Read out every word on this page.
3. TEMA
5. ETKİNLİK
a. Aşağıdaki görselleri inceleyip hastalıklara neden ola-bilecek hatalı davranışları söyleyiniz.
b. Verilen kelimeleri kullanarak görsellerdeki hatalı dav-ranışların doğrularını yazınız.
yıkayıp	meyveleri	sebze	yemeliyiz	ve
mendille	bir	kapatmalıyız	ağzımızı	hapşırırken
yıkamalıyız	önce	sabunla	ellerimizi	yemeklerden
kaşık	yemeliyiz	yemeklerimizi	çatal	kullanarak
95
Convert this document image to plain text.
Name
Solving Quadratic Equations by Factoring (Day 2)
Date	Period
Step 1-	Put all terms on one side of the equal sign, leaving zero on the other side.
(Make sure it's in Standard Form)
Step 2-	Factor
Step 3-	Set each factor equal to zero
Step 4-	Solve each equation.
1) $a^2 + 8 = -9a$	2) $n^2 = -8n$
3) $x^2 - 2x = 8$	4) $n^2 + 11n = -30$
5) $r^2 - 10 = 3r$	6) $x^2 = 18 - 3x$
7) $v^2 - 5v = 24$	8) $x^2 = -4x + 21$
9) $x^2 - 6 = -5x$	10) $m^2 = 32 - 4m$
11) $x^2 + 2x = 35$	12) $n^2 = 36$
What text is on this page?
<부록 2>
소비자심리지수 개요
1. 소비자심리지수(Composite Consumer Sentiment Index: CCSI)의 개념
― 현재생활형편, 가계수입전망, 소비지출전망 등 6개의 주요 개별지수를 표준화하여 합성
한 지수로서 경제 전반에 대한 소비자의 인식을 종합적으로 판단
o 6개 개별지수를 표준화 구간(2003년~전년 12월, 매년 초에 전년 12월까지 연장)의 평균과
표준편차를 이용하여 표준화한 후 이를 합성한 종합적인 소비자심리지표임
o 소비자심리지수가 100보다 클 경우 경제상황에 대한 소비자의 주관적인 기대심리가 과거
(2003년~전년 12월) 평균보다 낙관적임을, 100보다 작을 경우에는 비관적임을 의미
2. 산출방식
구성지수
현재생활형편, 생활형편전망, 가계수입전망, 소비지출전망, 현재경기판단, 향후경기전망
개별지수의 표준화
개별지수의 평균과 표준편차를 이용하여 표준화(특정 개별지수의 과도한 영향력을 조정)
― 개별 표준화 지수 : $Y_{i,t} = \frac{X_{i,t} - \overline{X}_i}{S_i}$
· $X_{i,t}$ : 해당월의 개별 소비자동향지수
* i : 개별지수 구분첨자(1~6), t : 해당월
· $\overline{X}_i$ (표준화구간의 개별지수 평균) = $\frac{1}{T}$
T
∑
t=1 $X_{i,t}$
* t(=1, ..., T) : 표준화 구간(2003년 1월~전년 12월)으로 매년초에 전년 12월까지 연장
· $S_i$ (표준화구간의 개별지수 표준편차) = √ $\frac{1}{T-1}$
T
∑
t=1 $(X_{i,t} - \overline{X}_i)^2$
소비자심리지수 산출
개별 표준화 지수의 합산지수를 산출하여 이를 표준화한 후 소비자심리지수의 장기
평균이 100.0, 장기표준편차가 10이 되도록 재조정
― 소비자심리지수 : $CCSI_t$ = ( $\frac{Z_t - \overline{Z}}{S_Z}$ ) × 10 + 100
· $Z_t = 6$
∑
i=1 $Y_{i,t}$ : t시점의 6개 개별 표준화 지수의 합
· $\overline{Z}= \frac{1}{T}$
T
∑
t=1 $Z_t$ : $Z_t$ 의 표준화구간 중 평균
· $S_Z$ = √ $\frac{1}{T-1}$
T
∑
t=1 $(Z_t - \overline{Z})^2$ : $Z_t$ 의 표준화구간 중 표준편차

###

GIVEN EXERCISE: Write out every line of the data that holds the word "frac".

WRITTEN ANSWER:
― 개별 표준화 지수 : $Y_{i,t} = \frac{X_{i,t} - \overline{X}_i}{S_i}$
· $\overline{X}_i$ (표준화구간의 개별지수 평균) = $\frac{1}{T}$
· $S_i$ (표준화구간의 개별지수 표준편차) = √ $\frac{1}{T-1}$
― 소비자심리지수 : $CCSI_t$ = ( $\frac{Z_t - \overline{Z}}{S_Z}$ ) × 10 + 100
· $\overline{Z}= \frac{1}{T}$
· $S_Z$ = √ $\frac{1}{T-1}$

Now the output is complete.